[DIRECTION]:
Return the lines below that carry the word "text".
━━━
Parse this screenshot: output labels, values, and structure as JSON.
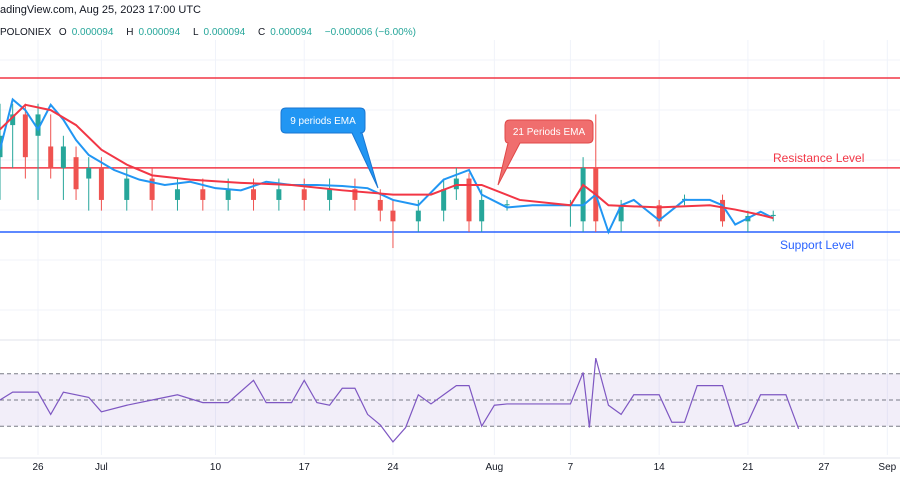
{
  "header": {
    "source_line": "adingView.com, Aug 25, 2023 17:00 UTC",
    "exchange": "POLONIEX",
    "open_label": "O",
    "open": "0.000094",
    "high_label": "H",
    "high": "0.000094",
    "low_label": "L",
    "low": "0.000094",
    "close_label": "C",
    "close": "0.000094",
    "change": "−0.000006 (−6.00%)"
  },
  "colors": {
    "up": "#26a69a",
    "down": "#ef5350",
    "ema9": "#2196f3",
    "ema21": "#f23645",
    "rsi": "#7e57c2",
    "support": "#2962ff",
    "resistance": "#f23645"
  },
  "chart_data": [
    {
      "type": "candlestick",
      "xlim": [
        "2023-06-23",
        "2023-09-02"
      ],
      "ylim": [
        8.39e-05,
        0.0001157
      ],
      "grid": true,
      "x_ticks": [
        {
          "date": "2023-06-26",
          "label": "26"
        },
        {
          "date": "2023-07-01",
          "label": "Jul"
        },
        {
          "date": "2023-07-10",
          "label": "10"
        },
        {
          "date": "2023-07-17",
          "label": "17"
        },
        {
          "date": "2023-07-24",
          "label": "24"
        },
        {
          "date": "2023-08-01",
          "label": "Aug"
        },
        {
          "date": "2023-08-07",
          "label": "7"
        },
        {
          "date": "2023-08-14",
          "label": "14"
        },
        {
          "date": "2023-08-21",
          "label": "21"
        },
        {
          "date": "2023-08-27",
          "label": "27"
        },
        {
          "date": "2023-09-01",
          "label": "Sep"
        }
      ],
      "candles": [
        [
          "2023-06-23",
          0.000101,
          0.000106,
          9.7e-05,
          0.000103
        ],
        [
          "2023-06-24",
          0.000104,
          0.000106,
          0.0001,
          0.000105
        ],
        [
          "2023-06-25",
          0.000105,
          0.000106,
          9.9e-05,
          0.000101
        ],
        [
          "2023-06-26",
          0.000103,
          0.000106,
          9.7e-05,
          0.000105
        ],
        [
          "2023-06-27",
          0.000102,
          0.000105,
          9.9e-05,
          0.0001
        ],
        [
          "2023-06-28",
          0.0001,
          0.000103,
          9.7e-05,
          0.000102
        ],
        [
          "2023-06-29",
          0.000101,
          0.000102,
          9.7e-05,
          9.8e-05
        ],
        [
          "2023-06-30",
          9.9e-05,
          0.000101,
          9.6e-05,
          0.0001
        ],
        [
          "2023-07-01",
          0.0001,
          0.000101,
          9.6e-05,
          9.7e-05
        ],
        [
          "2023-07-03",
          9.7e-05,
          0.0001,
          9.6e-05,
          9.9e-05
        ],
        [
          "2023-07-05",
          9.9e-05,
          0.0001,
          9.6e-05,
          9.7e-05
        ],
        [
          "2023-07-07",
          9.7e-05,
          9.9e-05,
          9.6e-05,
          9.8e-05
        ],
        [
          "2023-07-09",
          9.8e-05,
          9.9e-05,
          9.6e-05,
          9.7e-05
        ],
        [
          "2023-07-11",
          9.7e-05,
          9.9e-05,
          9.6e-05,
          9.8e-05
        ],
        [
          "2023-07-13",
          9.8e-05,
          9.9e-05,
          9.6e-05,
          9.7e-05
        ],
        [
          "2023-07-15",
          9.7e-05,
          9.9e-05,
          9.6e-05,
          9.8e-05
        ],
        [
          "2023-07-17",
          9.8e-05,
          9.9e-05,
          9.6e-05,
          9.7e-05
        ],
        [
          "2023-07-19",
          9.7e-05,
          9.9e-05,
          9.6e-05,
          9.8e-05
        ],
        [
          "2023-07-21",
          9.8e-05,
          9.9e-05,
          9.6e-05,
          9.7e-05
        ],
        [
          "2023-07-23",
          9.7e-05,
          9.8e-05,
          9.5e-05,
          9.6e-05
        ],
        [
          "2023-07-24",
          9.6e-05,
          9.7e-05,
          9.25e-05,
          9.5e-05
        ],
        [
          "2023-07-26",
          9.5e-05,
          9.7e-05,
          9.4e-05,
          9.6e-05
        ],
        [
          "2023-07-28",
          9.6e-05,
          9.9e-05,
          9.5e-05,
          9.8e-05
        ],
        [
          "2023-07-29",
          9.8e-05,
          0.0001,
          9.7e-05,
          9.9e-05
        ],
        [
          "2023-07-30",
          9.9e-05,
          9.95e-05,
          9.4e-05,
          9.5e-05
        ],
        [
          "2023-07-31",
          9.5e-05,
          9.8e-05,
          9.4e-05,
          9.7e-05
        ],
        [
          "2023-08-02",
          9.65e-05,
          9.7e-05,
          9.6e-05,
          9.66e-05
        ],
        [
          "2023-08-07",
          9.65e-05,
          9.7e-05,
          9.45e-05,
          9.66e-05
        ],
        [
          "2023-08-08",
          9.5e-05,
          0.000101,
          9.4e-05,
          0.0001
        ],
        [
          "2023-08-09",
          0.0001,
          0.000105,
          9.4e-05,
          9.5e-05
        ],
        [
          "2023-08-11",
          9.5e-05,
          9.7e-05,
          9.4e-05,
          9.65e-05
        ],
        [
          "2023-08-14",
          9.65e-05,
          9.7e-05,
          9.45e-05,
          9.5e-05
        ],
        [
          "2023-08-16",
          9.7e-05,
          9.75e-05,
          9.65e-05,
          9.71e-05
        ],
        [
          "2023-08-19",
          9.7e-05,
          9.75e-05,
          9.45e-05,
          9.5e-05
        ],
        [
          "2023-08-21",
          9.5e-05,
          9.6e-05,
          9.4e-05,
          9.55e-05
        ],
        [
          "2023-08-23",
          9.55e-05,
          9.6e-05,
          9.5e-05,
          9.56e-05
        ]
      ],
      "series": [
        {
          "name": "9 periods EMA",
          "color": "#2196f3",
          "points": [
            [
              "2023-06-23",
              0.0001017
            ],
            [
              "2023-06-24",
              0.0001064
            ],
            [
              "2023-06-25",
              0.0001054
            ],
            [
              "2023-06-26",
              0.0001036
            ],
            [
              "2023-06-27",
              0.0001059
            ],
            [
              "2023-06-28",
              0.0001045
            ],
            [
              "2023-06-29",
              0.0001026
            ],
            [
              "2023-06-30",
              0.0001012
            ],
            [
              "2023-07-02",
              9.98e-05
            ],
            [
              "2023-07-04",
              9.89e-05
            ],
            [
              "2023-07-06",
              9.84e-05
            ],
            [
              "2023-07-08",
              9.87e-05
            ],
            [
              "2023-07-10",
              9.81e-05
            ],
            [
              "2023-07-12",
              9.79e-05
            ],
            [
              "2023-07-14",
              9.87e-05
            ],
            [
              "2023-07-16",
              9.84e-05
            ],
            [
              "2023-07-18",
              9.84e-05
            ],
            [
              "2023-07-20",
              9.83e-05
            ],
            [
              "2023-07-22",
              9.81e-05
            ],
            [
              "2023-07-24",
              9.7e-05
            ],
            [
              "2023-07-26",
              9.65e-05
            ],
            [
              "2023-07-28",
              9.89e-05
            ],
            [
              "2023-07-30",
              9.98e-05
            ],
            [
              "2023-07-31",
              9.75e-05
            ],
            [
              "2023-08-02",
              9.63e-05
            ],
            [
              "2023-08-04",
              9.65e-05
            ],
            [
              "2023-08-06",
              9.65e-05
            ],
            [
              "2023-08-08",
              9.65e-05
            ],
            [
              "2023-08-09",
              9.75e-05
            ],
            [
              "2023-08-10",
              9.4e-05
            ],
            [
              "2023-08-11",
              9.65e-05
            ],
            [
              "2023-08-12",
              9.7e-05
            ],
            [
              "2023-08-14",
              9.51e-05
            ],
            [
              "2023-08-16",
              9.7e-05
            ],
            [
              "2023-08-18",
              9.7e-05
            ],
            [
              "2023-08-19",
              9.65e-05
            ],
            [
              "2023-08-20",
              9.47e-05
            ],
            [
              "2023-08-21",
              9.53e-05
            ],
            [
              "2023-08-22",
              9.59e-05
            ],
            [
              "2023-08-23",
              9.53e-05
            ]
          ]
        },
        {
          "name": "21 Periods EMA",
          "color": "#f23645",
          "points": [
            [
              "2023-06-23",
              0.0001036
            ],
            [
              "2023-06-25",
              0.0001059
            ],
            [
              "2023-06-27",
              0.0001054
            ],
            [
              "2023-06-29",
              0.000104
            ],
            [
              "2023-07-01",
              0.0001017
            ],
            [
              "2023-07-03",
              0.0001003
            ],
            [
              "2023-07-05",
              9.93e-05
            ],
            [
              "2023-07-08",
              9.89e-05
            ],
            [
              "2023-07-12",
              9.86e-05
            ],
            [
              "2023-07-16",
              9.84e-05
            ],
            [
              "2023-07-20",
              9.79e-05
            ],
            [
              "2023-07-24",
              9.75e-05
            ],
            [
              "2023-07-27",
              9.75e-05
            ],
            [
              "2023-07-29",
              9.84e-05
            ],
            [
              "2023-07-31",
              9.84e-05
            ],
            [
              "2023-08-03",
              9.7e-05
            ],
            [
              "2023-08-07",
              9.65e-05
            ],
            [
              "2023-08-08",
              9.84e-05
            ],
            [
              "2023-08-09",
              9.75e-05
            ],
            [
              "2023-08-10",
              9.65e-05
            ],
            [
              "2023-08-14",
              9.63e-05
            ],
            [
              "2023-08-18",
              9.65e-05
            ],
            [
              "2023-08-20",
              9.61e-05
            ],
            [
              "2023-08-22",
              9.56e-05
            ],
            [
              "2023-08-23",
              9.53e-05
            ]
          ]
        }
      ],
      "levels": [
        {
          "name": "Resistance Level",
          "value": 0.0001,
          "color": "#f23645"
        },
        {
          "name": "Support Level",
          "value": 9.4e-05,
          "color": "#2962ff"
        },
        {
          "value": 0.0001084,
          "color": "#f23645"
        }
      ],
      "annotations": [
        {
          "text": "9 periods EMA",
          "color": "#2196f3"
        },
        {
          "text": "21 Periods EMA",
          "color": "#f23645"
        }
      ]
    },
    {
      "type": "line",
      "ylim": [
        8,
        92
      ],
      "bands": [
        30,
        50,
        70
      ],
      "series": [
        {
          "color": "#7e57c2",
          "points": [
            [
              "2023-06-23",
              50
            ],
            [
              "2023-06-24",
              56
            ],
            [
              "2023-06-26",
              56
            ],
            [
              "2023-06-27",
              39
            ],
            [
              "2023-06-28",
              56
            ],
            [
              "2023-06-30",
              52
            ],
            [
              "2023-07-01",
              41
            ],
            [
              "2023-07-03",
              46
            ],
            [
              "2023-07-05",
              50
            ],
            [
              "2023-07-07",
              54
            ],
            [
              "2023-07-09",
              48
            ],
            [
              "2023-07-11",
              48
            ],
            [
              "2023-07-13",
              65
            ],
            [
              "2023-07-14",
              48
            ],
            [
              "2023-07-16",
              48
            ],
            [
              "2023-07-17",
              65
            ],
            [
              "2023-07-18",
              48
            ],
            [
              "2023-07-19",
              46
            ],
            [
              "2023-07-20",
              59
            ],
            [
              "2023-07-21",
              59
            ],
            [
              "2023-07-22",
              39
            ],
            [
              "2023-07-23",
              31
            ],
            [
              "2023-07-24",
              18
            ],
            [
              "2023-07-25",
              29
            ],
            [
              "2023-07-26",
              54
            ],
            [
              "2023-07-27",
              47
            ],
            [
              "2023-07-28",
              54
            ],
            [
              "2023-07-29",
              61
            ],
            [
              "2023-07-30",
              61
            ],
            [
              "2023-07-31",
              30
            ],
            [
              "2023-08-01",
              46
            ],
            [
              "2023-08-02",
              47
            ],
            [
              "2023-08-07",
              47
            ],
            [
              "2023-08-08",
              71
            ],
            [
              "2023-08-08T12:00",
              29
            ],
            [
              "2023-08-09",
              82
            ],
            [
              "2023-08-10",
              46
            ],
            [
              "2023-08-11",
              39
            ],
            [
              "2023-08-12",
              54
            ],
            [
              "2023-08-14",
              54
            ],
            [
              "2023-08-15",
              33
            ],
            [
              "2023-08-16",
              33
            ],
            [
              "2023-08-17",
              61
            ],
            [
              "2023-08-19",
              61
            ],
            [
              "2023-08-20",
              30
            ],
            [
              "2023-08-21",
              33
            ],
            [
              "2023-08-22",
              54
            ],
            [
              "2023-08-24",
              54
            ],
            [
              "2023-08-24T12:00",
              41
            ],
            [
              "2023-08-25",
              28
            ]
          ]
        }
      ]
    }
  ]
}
━━━
[WRITTEN ANSWER]:
          "text": "9 periods EMA",
          "text": "21 Periods EMA",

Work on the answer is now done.